Tom Morello: "You start with a spark"

June 7, 2007
Issue 

Tom Morello is an outspoken musician and political activist who has played in the bands Rage Against the Machine and Audioslave. Recently, he has been working on a solo acoustic guitar project he calls The Nightwatchman. Morello spoke to US Socialist Worker's Kris Jenson and Keith Rosenthal about The Nightwatchman and his album One Man Revolution.

You've described your album One Man Revolution as a "Bob Dylan in reverse" moment, and you can hear some Woody Guthrie and Pete Seeger influences. Was this tradition a big inspiration?

My favourite guitar player of all time is a guitar player with no existing recorded works — that would be Joe Hill. It was his example and his quotes, like "A book or a pamphlet is read one time, but a song is sung over and over again" — this idea of music as a glue of solidarity to bring people together and to inspire on an almost intangible level.
That was always an important part of what I wanted to do, ever since I started playing guitar at 17 years old. I didn't choose to be a guitar player — it chose me, and that was my curse [laughs]. Then, once I was stuck being a guitar player, it's been my ongoing mission to find ways to weave my convictions into my vocation.

********

*TASK REQUIREMENTS*
Answer these questions from the Tom Morello interview:
1. What name does Morello use for his solo acoustic guitar project?
2. Whom does he call his favorite guitar player of all time?
3. At what age did he start playing guitar?

********

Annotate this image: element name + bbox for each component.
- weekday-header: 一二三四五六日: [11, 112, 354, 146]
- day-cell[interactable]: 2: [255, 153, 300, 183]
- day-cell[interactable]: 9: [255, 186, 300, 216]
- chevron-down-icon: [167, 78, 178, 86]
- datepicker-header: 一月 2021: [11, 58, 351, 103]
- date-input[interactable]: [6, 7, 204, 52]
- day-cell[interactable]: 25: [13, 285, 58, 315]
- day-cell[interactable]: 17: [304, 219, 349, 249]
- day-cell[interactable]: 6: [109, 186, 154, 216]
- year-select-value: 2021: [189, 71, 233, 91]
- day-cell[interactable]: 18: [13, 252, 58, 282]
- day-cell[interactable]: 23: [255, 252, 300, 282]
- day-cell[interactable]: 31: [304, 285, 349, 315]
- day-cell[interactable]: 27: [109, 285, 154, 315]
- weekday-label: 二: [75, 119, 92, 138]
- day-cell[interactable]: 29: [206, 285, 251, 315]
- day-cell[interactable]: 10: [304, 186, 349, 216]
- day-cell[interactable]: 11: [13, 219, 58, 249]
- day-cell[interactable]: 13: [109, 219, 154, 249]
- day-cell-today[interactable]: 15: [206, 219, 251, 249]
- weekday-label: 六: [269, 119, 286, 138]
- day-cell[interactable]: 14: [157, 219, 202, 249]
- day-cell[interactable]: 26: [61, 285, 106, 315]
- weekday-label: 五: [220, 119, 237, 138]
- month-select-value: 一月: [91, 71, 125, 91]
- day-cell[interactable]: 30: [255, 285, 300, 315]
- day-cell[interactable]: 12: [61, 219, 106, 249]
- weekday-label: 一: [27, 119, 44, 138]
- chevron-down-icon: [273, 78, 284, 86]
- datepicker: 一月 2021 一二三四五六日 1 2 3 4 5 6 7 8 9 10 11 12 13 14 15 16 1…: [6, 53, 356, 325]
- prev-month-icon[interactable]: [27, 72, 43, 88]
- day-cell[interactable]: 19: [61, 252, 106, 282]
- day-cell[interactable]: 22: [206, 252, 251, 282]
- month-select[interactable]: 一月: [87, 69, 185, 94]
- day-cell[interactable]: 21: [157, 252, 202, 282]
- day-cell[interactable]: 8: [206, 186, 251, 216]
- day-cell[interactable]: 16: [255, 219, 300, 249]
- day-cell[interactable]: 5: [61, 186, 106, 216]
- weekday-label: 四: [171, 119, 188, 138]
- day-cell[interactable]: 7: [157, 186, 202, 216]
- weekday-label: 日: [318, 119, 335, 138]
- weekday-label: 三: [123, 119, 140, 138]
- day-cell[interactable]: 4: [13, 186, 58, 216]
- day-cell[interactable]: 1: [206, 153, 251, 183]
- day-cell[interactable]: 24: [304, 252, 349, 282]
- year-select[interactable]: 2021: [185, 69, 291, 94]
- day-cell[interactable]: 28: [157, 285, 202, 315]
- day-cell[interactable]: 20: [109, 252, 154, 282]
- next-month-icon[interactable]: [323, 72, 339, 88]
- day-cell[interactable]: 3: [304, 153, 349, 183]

********

*FULL OUTPUT*
1. The Nightwatchman
2. Joe Hill
3. 17